_What is being asked_. Give back every line exactly as it appears, pictures excluded.

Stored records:

###

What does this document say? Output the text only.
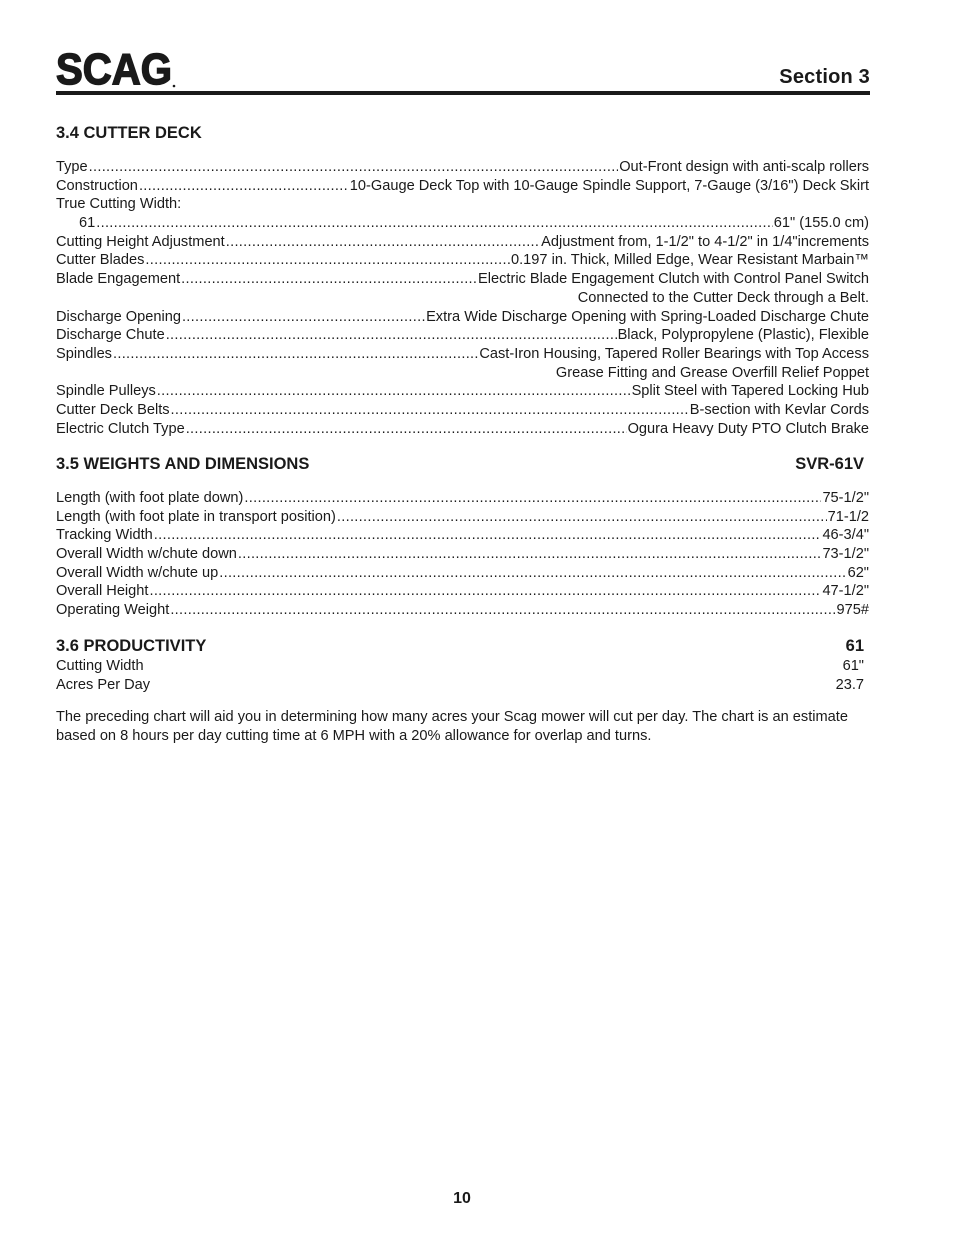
SCAG	Section 3
3.4 CUTTER DECK
Type .....	Out-Front design with anti-scalp rollers
Construction .....	10-Gauge Deck Top with 10-Gauge Spindle Support, 7-Gauge (3/16") Deck Skirt
True Cutting Width:
61 .....	61" (155.0 cm)
Cutting Height Adjustment .....	Adjustment from, 1-1/2" to 4-1/2" in 1/4"increments
Cutter Blades .....	0.197 in. Thick, Milled Edge, Wear Resistant Marbain™
Blade Engagement .....	Electric Blade Engagement Clutch with Control Panel Switch
Connected to the Cutter Deck through a Belt.
Discharge Opening .....	Extra Wide Discharge Opening with Spring-Loaded Discharge Chute
Discharge Chute .....	Black, Polypropylene (Plastic), Flexible
Spindles .....	Cast-Iron Housing, Tapered Roller Bearings with Top Access
Grease Fitting and Grease Overfill Relief Poppet
Spindle Pulleys .....	Split Steel with Tapered Locking Hub
Cutter Deck Belts .....	B-section with Kevlar Cords
Electric Clutch Type .....	Ogura Heavy Duty PTO Clutch Brake
3.5 WEIGHTS AND DIMENSIONS	SVR-61V
Length (with foot plate down) .....	75-1/2"
Length (with foot plate in transport position) .....	71-1/2
Tracking Width .....	46-3/4"
Overall Width w/chute down .....	73-1/2"
Overall Width w/chute up .....	62"
Overall Height .....	47-1/2"
Operating Weight .....	975#
3.6 PRODUCTIVITY	61
Cutting Width	61"
Acres Per Day	23.7
The preceding chart will aid you in determining how many acres your Scag mower will cut per day. The chart is an estimate based on 8 hours per day cutting time at 6 MPH with a 20% allowance for overlap and turns.
10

###

_Task output_.
What does this document say? Output the text only.
SCAG	Section 3
3.4 CUTTER DECK
Type .....	Out-Front design with anti-scalp rollers
Construction .....	10-Gauge Deck Top with 10-Gauge Spindle Support, 7-Gauge (3/16") Deck Skirt
True Cutting Width:
61 .....	61" (155.0 cm)
Cutting Height Adjustment .....	Adjustment from, 1-1/2" to 4-1/2" in 1/4"increments
Cutter Blades .....	0.197 in. Thick, Milled Edge, Wear Resistant Marbain™
Blade Engagement .....	Electric Blade Engagement Clutch with Control Panel Switch
Connected to the Cutter Deck through a Belt.
Discharge Opening .....	Extra Wide Discharge Opening with Spring-Loaded Discharge Chute
Discharge Chute .....	Black, Polypropylene (Plastic), Flexible
Spindles .....	Cast-Iron Housing, Tapered Roller Bearings with Top Access
Grease Fitting and Grease Overfill Relief Poppet
Spindle Pulleys .....	Split Steel with Tapered Locking Hub
Cutter Deck Belts .....	B-section with Kevlar Cords
Electric Clutch Type .....	Ogura Heavy Duty PTO Clutch Brake
3.5 WEIGHTS AND DIMENSIONS	SVR-61V
Length (with foot plate down) .....	75-1/2"
Length (with foot plate in transport position) .....	71-1/2
Tracking Width .....	46-3/4"
Overall Width w/chute down .....	73-1/2"
Overall Width w/chute up .....	62"
Overall Height .....	47-1/2"
Operating Weight .....	975#
3.6 PRODUCTIVITY	61
Cutting Width	61"
Acres Per Day	23.7
The preceding chart will aid you in determining how many acres your Scag mower will cut per day. The chart is an estimate based on 8 hours per day cutting time at 6 MPH with a 20% allowance for overlap and turns.
10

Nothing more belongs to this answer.